Stated problem ->
Omit every picture, then give all the entries again exactly.

[START OF Data entries]

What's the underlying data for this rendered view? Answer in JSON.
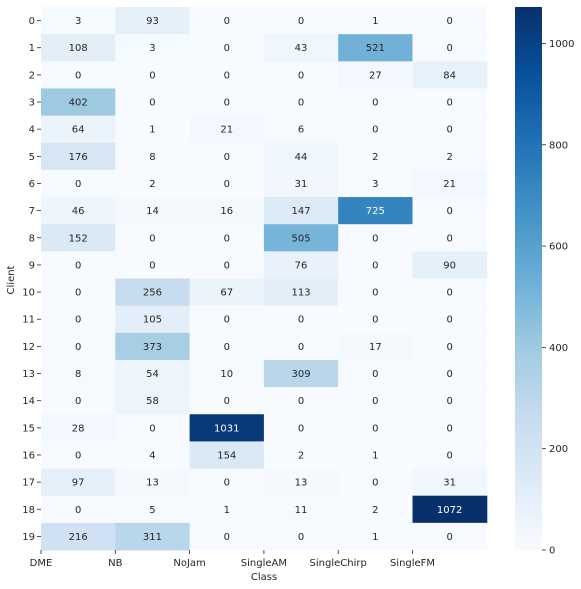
{
  "chart_data": {
    "type": "heatmap",
    "title": "",
    "xlabel": "Class",
    "ylabel": "Client",
    "columns": [
      "DME",
      "NB",
      "NoJam",
      "SingleAM",
      "SingleChirp",
      "SingleFM"
    ],
    "rows": [
      "0",
      "1",
      "2",
      "3",
      "4",
      "5",
      "6",
      "7",
      "8",
      "9",
      "10",
      "11",
      "12",
      "13",
      "14",
      "15",
      "16",
      "17",
      "18",
      "19"
    ],
    "values": [
      [
        3,
        93,
        0,
        0,
        1,
        0
      ],
      [
        108,
        3,
        0,
        43,
        521,
        0
      ],
      [
        0,
        0,
        0,
        0,
        27,
        84
      ],
      [
        402,
        0,
        0,
        0,
        0,
        0
      ],
      [
        64,
        1,
        21,
        6,
        0,
        0
      ],
      [
        176,
        8,
        0,
        44,
        2,
        2
      ],
      [
        0,
        2,
        0,
        31,
        3,
        21
      ],
      [
        46,
        14,
        16,
        147,
        725,
        0
      ],
      [
        152,
        0,
        0,
        505,
        0,
        0
      ],
      [
        0,
        0,
        0,
        76,
        0,
        90
      ],
      [
        0,
        256,
        67,
        113,
        0,
        0
      ],
      [
        0,
        105,
        0,
        0,
        0,
        0
      ],
      [
        0,
        373,
        0,
        0,
        17,
        0
      ],
      [
        8,
        54,
        10,
        309,
        0,
        0
      ],
      [
        0,
        58,
        0,
        0,
        0,
        0
      ],
      [
        28,
        0,
        1031,
        0,
        0,
        0
      ],
      [
        0,
        4,
        154,
        2,
        1,
        0
      ],
      [
        97,
        13,
        0,
        13,
        0,
        31
      ],
      [
        0,
        5,
        1,
        11,
        2,
        1072
      ],
      [
        216,
        311,
        0,
        0,
        1,
        0
      ]
    ],
    "colormap": "Blues",
    "colorbar": {
      "min": 0,
      "max": 1072,
      "ticks": [
        0,
        200,
        400,
        600,
        800,
        1000
      ]
    },
    "annotations": true,
    "x_tick_alignment": "left-edge"
  }
}
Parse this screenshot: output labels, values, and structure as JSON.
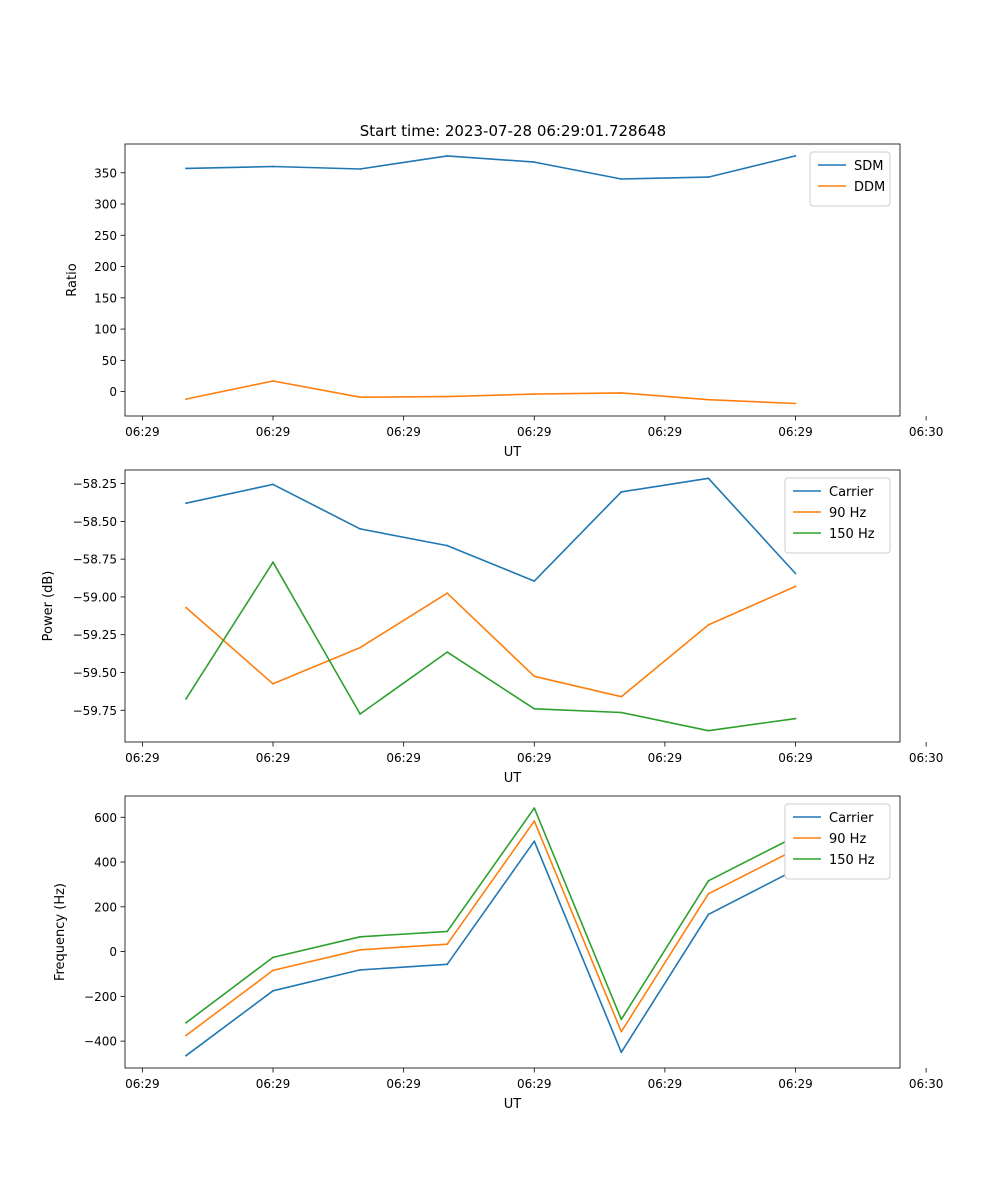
{
  "figure": {
    "title": "Start time: 2023-07-28 06:29:01.728648"
  },
  "chart_data": [
    {
      "type": "line",
      "ylabel": "Ratio",
      "xlabel": "UT",
      "x": [
        1,
        2,
        3,
        4,
        5,
        6,
        7,
        8
      ],
      "xlim": [
        0.3,
        9.2
      ],
      "xticks": [
        0.5,
        2,
        3.5,
        5,
        6.5,
        8,
        9.5
      ],
      "xtick_labels": [
        "06:29",
        "06:29",
        "06:29",
        "06:29",
        "06:29",
        "06:29",
        "06:30"
      ],
      "ylim": [
        -39,
        396
      ],
      "yticks": [
        0,
        50,
        100,
        150,
        200,
        250,
        300,
        350
      ],
      "ytick_labels": [
        "0",
        "50",
        "100",
        "150",
        "200",
        "250",
        "300",
        "350"
      ],
      "legend": "top-right",
      "series": [
        {
          "name": "SDM",
          "color": "#1f77b4",
          "values": [
            357,
            360,
            356,
            377,
            367,
            340,
            343,
            377
          ]
        },
        {
          "name": "DDM",
          "color": "#ff7f0e",
          "values": [
            -12,
            17,
            -9,
            -8,
            -4,
            -2,
            -13,
            -19
          ]
        }
      ]
    },
    {
      "type": "line",
      "ylabel": "Power (dB)",
      "xlabel": "UT",
      "x": [
        1,
        2,
        3,
        4,
        5,
        6,
        7,
        8
      ],
      "xlim": [
        0.3,
        9.2
      ],
      "xticks": [
        0.5,
        2,
        3.5,
        5,
        6.5,
        8,
        9.5
      ],
      "xtick_labels": [
        "06:29",
        "06:29",
        "06:29",
        "06:29",
        "06:29",
        "06:29",
        "06:30"
      ],
      "ylim": [
        -59.96,
        -58.16
      ],
      "yticks": [
        -59.75,
        -59.5,
        -59.25,
        -59.0,
        -58.75,
        -58.5,
        -58.25
      ],
      "ytick_labels": [
        "−59.75",
        "−59.50",
        "−59.25",
        "−59.00",
        "−58.75",
        "−58.50",
        "−58.25"
      ],
      "legend": "top-right",
      "series": [
        {
          "name": "Carrier",
          "color": "#1f77b4",
          "values": [
            -58.38,
            -58.255,
            -58.55,
            -58.66,
            -58.895,
            -58.305,
            -58.215,
            -58.845
          ]
        },
        {
          "name": "90 Hz",
          "color": "#ff7f0e",
          "values": [
            -59.07,
            -59.575,
            -59.335,
            -58.975,
            -59.525,
            -59.66,
            -59.185,
            -58.93
          ]
        },
        {
          "name": "150 Hz",
          "color": "#2ca02c",
          "values": [
            -59.675,
            -58.77,
            -59.775,
            -59.365,
            -59.74,
            -59.765,
            -59.885,
            -59.805
          ]
        }
      ]
    },
    {
      "type": "line",
      "ylabel": "Frequency (Hz)",
      "xlabel": "UT",
      "x": [
        1,
        2,
        3,
        4,
        5,
        6,
        7,
        8
      ],
      "xlim": [
        0.3,
        9.2
      ],
      "xticks": [
        0.5,
        2,
        3.5,
        5,
        6.5,
        8,
        9.5
      ],
      "xtick_labels": [
        "06:29",
        "06:29",
        "06:29",
        "06:29",
        "06:29",
        "06:29",
        "06:30"
      ],
      "ylim": [
        -520,
        695
      ],
      "yticks": [
        -400,
        -200,
        0,
        200,
        400,
        600
      ],
      "ytick_labels": [
        "−400",
        "−200",
        "0",
        "200",
        "400",
        "600"
      ],
      "legend": "top-right",
      "series": [
        {
          "name": "Carrier",
          "color": "#1f77b4",
          "values": [
            -465,
            -175,
            -82,
            -57,
            493,
            -450,
            166,
            366
          ]
        },
        {
          "name": "90 Hz",
          "color": "#ff7f0e",
          "values": [
            -375,
            -84,
            8,
            33,
            583,
            -358,
            258,
            456
          ]
        },
        {
          "name": "150 Hz",
          "color": "#2ca02c",
          "values": [
            -318,
            -26,
            66,
            90,
            641,
            -303,
            316,
            514
          ]
        }
      ]
    }
  ]
}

[END OF Data entries]

Solution to this exercise ->
What's the underlying data for this rendered view? Answer in JSON.
{
  "chart_data": {
    "type": "heatmap",
    "title": "",
    "xlabel": "Class",
    "ylabel": "Client",
    "columns": [
      "DME",
      "NB",
      "NoJam",
      "SingleAM",
      "SingleChirp",
      "SingleFM"
    ],
    "rows": [
      "0",
      "1",
      "2",
      "3",
      "4",
      "5",
      "6",
      "7",
      "8",
      "9",
      "10",
      "11",
      "12",
      "13",
      "14",
      "15",
      "16",
      "17",
      "18",
      "19"
    ],
    "values": [
      [
        3,
        93,
        0,
        0,
        1,
        0
      ],
      [
        108,
        3,
        0,
        43,
        521,
        0
      ],
      [
        0,
        0,
        0,
        0,
        27,
        84
      ],
      [
        402,
        0,
        0,
        0,
        0,
        0
      ],
      [
        64,
        1,
        21,
        6,
        0,
        0
      ],
      [
        176,
        8,
        0,
        44,
        2,
        2
      ],
      [
        0,
        2,
        0,
        31,
        3,
        21
      ],
      [
        46,
        14,
        16,
        147,
        725,
        0
      ],
      [
        152,
        0,
        0,
        505,
        0,
        0
      ],
      [
        0,
        0,
        0,
        76,
        0,
        90
      ],
      [
        0,
        256,
        67,
        113,
        0,
        0
      ],
      [
        0,
        105,
        0,
        0,
        0,
        0
      ],
      [
        0,
        373,
        0,
        0,
        17,
        0
      ],
      [
        8,
        54,
        10,
        309,
        0,
        0
      ],
      [
        0,
        58,
        0,
        0,
        0,
        0
      ],
      [
        28,
        0,
        1031,
        0,
        0,
        0
      ],
      [
        0,
        4,
        154,
        2,
        1,
        0
      ],
      [
        97,
        13,
        0,
        13,
        0,
        31
      ],
      [
        0,
        5,
        1,
        11,
        2,
        1072
      ],
      [
        216,
        311,
        0,
        0,
        1,
        0
      ]
    ],
    "colormap": "Blues",
    "colorbar": {
      "min": 0,
      "max": 1072,
      "ticks": [
        0,
        200,
        400,
        600,
        800,
        1000
      ]
    },
    "annotations": true,
    "x_tick_alignment": "left-edge"
  }
}
Parse this screenshot: output labels, values, and structure as JSON.
{
  "figure": {
    "title": "Start time: 2023-07-28 06:29:01.728648"
  },
  "chart_data": [
    {
      "type": "line",
      "ylabel": "Ratio",
      "xlabel": "UT",
      "x": [
        1,
        2,
        3,
        4,
        5,
        6,
        7,
        8
      ],
      "xlim": [
        0.3,
        9.2
      ],
      "xticks": [
        0.5,
        2,
        3.5,
        5,
        6.5,
        8,
        9.5
      ],
      "xtick_labels": [
        "06:29",
        "06:29",
        "06:29",
        "06:29",
        "06:29",
        "06:29",
        "06:30"
      ],
      "ylim": [
        -39,
        396
      ],
      "yticks": [
        0,
        50,
        100,
        150,
        200,
        250,
        300,
        350
      ],
      "ytick_labels": [
        "0",
        "50",
        "100",
        "150",
        "200",
        "250",
        "300",
        "350"
      ],
      "legend": "top-right",
      "series": [
        {
          "name": "SDM",
          "color": "#1f77b4",
          "values": [
            357,
            360,
            356,
            377,
            367,
            340,
            343,
            377
          ]
        },
        {
          "name": "DDM",
          "color": "#ff7f0e",
          "values": [
            -12,
            17,
            -9,
            -8,
            -4,
            -2,
            -13,
            -19
          ]
        }
      ]
    },
    {
      "type": "line",
      "ylabel": "Power (dB)",
      "xlabel": "UT",
      "x": [
        1,
        2,
        3,
        4,
        5,
        6,
        7,
        8
      ],
      "xlim": [
        0.3,
        9.2
      ],
      "xticks": [
        0.5,
        2,
        3.5,
        5,
        6.5,
        8,
        9.5
      ],
      "xtick_labels": [
        "06:29",
        "06:29",
        "06:29",
        "06:29",
        "06:29",
        "06:29",
        "06:30"
      ],
      "ylim": [
        -59.96,
        -58.16
      ],
      "yticks": [
        -59.75,
        -59.5,
        -59.25,
        -59.0,
        -58.75,
        -58.5,
        -58.25
      ],
      "ytick_labels": [
        "−59.75",
        "−59.50",
        "−59.25",
        "−59.00",
        "−58.75",
        "−58.50",
        "−58.25"
      ],
      "legend": "top-right",
      "series": [
        {
          "name": "Carrier",
          "color": "#1f77b4",
          "values": [
            -58.38,
            -58.255,
            -58.55,
            -58.66,
            -58.895,
            -58.305,
            -58.215,
            -58.845
          ]
        },
        {
          "name": "90 Hz",
          "color": "#ff7f0e",
          "values": [
            -59.07,
            -59.575,
            -59.335,
            -58.975,
            -59.525,
            -59.66,
            -59.185,
            -58.93
          ]
        },
        {
          "name": "150 Hz",
          "color": "#2ca02c",
          "values": [
            -59.675,
            -58.77,
            -59.775,
            -59.365,
            -59.74,
            -59.765,
            -59.885,
            -59.805
          ]
        }
      ]
    },
    {
      "type": "line",
      "ylabel": "Frequency (Hz)",
      "xlabel": "UT",
      "x": [
        1,
        2,
        3,
        4,
        5,
        6,
        7,
        8
      ],
      "xlim": [
        0.3,
        9.2
      ],
      "xticks": [
        0.5,
        2,
        3.5,
        5,
        6.5,
        8,
        9.5
      ],
      "xtick_labels": [
        "06:29",
        "06:29",
        "06:29",
        "06:29",
        "06:29",
        "06:29",
        "06:30"
      ],
      "ylim": [
        -520,
        695
      ],
      "yticks": [
        -400,
        -200,
        0,
        200,
        400,
        600
      ],
      "ytick_labels": [
        "−400",
        "−200",
        "0",
        "200",
        "400",
        "600"
      ],
      "legend": "top-right",
      "series": [
        {
          "name": "Carrier",
          "color": "#1f77b4",
          "values": [
            -465,
            -175,
            -82,
            -57,
            493,
            -450,
            166,
            366
          ]
        },
        {
          "name": "90 Hz",
          "color": "#ff7f0e",
          "values": [
            -375,
            -84,
            8,
            33,
            583,
            -358,
            258,
            456
          ]
        },
        {
          "name": "150 Hz",
          "color": "#2ca02c",
          "values": [
            -318,
            -26,
            66,
            90,
            641,
            -303,
            316,
            514
          ]
        }
      ]
    }
  ]
}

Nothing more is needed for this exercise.